**Excerpt**
Given this aim and target audience, it becomes obvious that not the technical details but a holistic understanding of all elements are required: technical, organisational, and business-related. We expect students to meet the taxonomy level 3 to 4 according to the classification of Bloom [22]. The following learning units were chosen to complete the required holistic view:

  • End-to-end process from market requirements to recycling

  • Digital twin concepts: Digital master (type) and digital shadows (instance)

  • Dealing with product complexity and variants

  • Challenges related to developing mechatronic products and IoT connectivity

  • Sales to delivery and smart sales approaches

  • Efficiency in production applying “Industry 4.0”

  • Data-driven services for predictive and condition-based maintenance

  • Adaption to business models (e.g., pay per use and subscriptions)

  • IT tools along the process chain (CAD, PLM, ERP, MES, IoT Backbones)d

Figure 2 illustrates how these topics are reflected on the metro map. Each learning unit is structured into theoretical and practical parts (exercises). While the topics change pretty rapidly over the course, the exercises always rely on the same two elaboration examples:

An industrial pressure sensor is used as a first example showing the complexity of integrated and cross-disciplinary IoT products. It can be used in two representations. The first one links the complexity of the real product’s issues in detail. The other is a highly abstracted conceptual model of the sensor based on 5 Lego bricks to discuss the link between mechatronic disciplines and customer-driven variants. The second example is an invented scenario of a company producing sorting machines and its customer that runs a local package delivery service. This example gives the full context of a supply chain between component suppliers, OEM, and industrial customers. A Lego-based machine represents the simplified product yet gives an accurate level of product structure complexity.

Fig. 2.
figure 2

Learning units in the context of the model (metro map)

[Stored data entries]
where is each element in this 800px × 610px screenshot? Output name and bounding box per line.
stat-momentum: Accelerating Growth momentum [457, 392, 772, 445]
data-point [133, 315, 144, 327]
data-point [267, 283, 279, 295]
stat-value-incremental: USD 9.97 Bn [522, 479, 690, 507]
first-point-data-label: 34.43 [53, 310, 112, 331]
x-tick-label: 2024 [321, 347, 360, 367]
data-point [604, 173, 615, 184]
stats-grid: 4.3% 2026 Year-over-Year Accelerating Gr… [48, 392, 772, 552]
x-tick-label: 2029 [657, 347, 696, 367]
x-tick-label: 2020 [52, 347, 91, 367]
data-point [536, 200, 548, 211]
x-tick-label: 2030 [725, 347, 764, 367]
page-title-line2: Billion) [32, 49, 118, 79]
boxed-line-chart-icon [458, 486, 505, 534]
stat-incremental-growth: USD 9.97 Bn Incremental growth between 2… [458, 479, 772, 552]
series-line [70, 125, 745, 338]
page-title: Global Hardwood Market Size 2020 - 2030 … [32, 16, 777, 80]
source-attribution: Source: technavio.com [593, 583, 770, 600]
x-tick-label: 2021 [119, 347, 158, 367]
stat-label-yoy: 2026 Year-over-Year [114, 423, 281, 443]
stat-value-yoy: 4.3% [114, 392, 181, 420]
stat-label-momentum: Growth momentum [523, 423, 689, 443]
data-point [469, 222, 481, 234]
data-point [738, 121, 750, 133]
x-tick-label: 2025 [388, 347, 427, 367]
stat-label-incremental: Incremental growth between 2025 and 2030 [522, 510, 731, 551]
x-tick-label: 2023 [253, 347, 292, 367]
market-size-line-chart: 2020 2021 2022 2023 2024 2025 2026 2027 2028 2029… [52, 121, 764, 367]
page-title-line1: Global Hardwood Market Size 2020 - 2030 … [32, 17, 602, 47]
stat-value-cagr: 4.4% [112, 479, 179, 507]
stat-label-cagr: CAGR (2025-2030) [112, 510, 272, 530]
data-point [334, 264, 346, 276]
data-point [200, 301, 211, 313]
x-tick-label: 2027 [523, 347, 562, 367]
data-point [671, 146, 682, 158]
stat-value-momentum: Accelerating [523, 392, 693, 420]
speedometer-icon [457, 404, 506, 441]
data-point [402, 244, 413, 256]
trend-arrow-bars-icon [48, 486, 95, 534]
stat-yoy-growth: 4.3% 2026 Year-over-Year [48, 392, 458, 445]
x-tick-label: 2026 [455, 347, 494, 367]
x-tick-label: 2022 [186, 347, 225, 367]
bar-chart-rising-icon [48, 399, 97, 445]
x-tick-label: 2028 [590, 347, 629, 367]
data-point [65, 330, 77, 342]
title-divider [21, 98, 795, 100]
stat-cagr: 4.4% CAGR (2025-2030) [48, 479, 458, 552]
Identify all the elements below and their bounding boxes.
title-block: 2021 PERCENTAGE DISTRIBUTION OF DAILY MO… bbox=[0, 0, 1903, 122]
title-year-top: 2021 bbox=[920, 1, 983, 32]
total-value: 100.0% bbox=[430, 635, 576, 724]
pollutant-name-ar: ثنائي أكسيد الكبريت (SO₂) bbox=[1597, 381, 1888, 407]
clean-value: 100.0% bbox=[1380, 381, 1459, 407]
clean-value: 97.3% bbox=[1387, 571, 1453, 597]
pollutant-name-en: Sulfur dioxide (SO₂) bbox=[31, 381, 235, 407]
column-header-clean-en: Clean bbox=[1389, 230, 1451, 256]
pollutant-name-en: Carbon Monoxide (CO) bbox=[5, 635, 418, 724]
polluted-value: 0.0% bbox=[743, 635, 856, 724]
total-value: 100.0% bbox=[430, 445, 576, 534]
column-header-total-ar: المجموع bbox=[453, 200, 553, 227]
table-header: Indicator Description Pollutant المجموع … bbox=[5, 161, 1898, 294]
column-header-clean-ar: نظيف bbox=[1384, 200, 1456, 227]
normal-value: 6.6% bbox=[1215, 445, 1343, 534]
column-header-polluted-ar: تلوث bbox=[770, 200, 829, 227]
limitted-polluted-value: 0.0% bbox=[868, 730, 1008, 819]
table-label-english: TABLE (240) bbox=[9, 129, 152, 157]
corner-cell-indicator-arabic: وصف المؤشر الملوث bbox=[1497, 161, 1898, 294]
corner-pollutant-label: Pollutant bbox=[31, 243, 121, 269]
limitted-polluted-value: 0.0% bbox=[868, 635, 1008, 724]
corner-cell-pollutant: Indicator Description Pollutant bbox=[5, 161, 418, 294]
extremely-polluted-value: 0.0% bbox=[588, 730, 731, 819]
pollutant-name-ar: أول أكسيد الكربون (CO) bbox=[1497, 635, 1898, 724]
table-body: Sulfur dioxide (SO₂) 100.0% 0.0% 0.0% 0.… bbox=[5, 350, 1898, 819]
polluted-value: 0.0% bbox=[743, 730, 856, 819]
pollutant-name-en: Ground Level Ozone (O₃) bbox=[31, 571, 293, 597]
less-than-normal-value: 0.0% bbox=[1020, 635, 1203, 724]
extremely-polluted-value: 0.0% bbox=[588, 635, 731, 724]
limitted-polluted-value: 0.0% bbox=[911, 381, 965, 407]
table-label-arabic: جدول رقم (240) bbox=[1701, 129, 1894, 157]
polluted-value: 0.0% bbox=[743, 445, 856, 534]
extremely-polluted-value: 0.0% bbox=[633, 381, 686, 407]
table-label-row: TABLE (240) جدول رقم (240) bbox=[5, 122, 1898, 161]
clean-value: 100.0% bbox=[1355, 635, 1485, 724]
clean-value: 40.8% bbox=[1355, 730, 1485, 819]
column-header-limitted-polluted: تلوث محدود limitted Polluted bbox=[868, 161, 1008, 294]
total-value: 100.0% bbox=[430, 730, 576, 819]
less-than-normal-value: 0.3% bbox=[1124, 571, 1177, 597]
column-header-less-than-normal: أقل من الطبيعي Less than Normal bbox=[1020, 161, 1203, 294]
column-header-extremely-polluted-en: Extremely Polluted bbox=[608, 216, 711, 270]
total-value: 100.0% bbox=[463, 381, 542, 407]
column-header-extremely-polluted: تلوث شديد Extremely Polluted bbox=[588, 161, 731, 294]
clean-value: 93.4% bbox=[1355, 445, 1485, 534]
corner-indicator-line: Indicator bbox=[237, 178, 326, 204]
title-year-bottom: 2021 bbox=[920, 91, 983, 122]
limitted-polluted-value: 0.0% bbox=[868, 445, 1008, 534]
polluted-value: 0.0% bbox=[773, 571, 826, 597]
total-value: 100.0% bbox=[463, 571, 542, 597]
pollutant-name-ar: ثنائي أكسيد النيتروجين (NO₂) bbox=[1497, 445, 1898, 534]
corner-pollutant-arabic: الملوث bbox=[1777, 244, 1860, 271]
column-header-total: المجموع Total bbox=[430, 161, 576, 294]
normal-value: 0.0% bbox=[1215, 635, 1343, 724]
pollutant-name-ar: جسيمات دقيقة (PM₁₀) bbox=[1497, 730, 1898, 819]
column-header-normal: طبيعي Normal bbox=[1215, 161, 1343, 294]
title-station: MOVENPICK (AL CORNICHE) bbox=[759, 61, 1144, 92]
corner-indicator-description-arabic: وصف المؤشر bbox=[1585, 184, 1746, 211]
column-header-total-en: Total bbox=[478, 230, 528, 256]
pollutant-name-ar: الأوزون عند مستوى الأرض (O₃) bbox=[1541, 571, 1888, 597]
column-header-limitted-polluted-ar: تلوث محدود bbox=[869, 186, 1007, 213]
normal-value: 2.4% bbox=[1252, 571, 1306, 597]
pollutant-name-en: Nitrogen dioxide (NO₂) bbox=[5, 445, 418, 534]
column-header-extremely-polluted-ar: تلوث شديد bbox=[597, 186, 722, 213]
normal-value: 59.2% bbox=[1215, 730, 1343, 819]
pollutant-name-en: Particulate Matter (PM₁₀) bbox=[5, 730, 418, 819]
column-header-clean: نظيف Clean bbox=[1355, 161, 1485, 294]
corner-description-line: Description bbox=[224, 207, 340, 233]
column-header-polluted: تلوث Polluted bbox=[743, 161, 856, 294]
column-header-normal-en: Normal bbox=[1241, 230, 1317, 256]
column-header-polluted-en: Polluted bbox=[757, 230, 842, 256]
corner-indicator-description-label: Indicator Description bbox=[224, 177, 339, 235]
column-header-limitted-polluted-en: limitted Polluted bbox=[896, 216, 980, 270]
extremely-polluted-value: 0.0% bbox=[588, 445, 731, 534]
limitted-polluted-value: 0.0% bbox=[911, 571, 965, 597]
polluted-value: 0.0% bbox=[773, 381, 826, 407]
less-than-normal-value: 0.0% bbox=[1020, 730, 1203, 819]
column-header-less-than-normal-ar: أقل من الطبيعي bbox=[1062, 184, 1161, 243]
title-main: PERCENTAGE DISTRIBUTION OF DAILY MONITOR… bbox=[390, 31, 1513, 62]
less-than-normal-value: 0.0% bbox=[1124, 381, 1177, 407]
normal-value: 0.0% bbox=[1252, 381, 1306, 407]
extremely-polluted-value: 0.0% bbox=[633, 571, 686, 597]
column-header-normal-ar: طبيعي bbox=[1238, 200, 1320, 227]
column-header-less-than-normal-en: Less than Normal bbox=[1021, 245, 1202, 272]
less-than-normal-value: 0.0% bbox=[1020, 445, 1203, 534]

**Task instructions**
**A.** In the course excerpt, substitute "temperature sensor" for "pressure sensor" throughout the stretch from "An industrial pressure" through "model (metro map)", and give that stretch again.
**B.** According to the course excerpt, how many Lego bricks form the abstracted conceptual model of the sensor?
The data above is separate material and has no connection to the course excerpt.

**Task results**
**A.**
An industrial temperature sensor is used as a first example showing the complexity of integrated and cross-disciplinary IoT products. It can be used in two representations. The first one links the complexity of the real product’s issues in detail. The other is a highly abstracted conceptual model of the sensor based on 5 Lego bricks to discuss the link between mechatronic disciplines and customer-driven variants. The second example is an invented scenario of a company producing sorting machines and its customer that runs a local package delivery service. This example gives the full context of a supply chain between component suppliers, OEM, and industrial customers. A Lego-based machine represents the simplified product yet gives an accurate level of product structure complexity.

Fig. 2.
figure 2

Learning units in the context of the model (metro map)

**B.** Five Lego bricks.